Show every line in the items below that contains the string "swatch", copying each one in full.

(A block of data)
[start]

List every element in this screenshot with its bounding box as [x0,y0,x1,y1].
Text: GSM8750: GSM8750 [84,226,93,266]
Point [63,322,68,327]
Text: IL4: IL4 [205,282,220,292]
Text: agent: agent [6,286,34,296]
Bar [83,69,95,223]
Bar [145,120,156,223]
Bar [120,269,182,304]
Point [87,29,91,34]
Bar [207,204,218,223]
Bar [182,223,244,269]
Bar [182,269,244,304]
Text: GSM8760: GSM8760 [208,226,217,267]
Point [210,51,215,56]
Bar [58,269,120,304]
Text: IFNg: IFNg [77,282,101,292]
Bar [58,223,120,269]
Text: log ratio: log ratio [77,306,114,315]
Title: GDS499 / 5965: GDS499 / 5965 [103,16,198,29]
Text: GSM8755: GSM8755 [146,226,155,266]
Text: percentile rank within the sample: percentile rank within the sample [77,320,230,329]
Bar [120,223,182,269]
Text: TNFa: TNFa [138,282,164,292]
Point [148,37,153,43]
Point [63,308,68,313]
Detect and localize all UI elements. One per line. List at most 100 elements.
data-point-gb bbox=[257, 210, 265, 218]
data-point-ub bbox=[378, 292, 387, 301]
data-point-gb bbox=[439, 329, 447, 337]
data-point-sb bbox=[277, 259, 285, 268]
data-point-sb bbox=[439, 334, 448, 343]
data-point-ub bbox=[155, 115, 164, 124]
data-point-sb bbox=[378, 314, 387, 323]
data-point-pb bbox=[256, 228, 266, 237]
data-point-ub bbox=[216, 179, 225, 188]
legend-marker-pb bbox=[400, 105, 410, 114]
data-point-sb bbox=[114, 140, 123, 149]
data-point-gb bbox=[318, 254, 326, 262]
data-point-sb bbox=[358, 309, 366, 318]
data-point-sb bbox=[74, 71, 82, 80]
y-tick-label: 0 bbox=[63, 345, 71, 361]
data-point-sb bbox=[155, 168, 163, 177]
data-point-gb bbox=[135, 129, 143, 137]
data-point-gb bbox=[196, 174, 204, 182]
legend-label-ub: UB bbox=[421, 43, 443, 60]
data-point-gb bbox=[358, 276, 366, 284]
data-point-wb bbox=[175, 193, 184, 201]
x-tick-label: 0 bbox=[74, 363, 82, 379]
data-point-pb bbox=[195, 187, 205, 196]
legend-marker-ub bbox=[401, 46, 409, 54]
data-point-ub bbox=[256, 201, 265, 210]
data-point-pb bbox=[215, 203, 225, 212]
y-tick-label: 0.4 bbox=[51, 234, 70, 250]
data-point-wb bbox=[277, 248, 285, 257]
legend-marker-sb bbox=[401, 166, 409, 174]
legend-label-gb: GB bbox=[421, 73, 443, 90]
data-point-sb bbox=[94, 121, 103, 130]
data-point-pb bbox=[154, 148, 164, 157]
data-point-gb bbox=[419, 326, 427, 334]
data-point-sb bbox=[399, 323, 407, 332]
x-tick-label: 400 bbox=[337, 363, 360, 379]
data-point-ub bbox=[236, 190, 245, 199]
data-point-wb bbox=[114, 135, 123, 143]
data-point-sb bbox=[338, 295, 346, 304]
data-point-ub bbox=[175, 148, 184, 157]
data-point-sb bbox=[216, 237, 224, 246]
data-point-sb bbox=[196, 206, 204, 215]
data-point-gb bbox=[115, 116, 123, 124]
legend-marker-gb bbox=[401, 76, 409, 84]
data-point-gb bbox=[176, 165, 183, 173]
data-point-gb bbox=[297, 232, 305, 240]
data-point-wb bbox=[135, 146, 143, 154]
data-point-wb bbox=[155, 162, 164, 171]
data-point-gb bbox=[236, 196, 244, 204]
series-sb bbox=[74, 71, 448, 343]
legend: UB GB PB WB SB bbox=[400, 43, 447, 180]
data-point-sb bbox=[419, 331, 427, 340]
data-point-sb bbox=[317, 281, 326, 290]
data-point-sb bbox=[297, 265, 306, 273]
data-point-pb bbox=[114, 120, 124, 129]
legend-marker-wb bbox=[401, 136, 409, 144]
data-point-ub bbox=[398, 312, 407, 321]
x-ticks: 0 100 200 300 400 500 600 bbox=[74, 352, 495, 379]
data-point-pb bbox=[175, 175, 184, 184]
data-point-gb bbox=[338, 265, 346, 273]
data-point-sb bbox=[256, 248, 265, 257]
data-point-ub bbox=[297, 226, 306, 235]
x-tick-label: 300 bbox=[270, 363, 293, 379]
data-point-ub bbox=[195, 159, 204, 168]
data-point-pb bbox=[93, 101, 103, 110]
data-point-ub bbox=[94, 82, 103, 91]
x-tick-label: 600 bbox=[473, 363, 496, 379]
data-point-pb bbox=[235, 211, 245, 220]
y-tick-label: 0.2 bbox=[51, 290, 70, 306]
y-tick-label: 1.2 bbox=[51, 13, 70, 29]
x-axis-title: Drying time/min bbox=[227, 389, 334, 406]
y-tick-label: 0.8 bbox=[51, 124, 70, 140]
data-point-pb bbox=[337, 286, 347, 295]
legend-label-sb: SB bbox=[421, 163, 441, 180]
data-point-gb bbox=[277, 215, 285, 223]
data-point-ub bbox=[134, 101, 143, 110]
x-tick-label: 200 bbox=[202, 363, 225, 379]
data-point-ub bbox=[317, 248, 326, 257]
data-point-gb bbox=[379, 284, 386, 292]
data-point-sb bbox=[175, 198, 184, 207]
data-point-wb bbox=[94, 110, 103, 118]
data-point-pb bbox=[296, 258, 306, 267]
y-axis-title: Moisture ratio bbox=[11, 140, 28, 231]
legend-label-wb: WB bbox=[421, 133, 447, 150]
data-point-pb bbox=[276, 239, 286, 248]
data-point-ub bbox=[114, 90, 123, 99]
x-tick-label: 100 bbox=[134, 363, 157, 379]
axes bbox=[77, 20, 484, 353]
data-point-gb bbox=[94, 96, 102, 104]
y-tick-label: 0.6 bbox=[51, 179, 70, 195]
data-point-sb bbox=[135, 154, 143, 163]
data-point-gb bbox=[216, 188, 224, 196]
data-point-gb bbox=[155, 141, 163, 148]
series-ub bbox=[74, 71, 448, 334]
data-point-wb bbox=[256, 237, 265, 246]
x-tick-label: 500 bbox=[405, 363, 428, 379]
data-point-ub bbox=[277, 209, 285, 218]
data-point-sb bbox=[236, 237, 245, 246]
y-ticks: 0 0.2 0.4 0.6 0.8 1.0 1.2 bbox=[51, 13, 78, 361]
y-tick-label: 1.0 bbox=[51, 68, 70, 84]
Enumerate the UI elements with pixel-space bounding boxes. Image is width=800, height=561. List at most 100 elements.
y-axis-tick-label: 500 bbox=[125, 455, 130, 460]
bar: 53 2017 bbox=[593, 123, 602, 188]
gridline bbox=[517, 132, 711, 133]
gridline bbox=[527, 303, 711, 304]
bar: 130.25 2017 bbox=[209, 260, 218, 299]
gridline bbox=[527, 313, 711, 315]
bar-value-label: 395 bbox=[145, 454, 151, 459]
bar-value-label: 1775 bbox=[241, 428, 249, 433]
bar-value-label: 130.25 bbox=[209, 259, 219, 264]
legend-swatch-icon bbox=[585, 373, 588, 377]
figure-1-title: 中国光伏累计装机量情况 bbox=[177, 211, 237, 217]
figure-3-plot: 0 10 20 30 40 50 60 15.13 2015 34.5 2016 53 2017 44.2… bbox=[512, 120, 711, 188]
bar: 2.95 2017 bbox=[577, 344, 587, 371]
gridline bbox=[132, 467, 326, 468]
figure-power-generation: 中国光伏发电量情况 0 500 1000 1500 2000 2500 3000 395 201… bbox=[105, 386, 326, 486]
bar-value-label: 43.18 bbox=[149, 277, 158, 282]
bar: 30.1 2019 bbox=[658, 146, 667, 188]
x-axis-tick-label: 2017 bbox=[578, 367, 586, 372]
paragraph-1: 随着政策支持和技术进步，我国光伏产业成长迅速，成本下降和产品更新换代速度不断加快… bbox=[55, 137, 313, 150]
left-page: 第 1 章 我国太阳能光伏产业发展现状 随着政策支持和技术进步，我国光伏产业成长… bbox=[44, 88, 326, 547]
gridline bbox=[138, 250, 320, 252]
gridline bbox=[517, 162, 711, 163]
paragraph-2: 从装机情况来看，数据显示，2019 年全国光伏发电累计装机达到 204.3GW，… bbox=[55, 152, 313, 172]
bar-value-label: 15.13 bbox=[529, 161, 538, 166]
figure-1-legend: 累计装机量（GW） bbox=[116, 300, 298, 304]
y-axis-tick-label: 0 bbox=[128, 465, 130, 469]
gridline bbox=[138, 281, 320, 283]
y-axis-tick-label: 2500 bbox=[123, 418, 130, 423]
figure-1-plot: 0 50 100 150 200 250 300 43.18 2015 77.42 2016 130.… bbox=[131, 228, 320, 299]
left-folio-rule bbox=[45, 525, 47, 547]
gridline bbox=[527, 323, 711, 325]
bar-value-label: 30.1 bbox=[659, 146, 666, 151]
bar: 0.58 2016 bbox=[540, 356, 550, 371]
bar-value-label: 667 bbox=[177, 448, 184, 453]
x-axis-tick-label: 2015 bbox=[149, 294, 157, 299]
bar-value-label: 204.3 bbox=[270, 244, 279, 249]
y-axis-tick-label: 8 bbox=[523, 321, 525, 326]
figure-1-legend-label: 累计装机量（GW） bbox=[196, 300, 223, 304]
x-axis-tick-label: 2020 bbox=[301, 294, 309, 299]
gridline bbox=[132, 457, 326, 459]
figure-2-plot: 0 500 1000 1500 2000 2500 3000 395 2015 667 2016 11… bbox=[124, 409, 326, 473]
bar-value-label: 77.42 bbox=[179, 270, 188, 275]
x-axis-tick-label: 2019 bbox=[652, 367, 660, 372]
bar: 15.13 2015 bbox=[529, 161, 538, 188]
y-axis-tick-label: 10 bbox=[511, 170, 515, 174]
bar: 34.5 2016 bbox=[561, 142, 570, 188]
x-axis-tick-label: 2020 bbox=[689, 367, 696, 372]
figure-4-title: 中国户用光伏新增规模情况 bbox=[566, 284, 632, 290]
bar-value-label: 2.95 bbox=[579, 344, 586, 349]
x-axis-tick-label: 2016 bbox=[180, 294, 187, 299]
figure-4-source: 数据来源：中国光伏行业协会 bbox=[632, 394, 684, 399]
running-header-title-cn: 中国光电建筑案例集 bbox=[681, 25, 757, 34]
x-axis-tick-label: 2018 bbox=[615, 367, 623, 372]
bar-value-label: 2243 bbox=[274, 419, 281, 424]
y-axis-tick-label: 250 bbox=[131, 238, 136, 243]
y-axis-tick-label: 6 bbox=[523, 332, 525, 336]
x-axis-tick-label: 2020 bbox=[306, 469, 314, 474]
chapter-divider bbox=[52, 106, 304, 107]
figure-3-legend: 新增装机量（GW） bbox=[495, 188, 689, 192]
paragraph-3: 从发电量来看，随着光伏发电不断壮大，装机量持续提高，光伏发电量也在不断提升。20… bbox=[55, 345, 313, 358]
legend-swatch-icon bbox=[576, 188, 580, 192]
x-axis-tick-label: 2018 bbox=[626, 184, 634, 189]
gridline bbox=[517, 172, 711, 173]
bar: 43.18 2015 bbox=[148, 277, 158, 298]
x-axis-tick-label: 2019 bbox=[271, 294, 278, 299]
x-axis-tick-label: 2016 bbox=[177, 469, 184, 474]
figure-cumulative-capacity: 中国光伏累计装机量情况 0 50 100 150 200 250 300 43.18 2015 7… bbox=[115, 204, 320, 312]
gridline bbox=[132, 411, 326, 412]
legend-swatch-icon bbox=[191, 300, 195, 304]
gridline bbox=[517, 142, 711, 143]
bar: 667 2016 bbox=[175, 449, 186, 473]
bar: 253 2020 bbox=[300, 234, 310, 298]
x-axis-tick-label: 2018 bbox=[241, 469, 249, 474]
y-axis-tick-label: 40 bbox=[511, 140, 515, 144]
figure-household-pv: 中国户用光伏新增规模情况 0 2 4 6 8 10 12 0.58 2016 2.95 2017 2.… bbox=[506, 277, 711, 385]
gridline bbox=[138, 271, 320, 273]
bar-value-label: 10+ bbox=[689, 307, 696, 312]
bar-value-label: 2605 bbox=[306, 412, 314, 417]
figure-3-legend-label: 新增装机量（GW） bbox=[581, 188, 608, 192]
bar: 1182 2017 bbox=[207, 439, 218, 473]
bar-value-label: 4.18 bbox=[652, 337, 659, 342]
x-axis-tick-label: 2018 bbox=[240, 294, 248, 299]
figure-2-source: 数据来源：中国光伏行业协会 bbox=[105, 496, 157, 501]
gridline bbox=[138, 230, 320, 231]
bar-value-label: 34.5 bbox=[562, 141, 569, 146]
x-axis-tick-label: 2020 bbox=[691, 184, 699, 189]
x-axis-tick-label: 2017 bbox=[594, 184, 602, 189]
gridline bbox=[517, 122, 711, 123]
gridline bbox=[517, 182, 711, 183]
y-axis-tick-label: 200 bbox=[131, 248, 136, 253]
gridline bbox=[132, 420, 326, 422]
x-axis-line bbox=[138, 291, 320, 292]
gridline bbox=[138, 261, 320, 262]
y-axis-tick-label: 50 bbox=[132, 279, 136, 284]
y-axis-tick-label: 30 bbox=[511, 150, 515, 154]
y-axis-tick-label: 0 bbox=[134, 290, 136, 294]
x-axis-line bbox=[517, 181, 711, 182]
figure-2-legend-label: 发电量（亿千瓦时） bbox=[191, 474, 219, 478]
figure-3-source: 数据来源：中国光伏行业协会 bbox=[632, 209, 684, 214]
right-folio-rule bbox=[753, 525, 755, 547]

[end]

### Expected output
legend-swatch-icon bbox=[585, 373, 588, 377]
legend-swatch-icon bbox=[576, 188, 580, 192]
legend-swatch-icon bbox=[191, 300, 195, 304]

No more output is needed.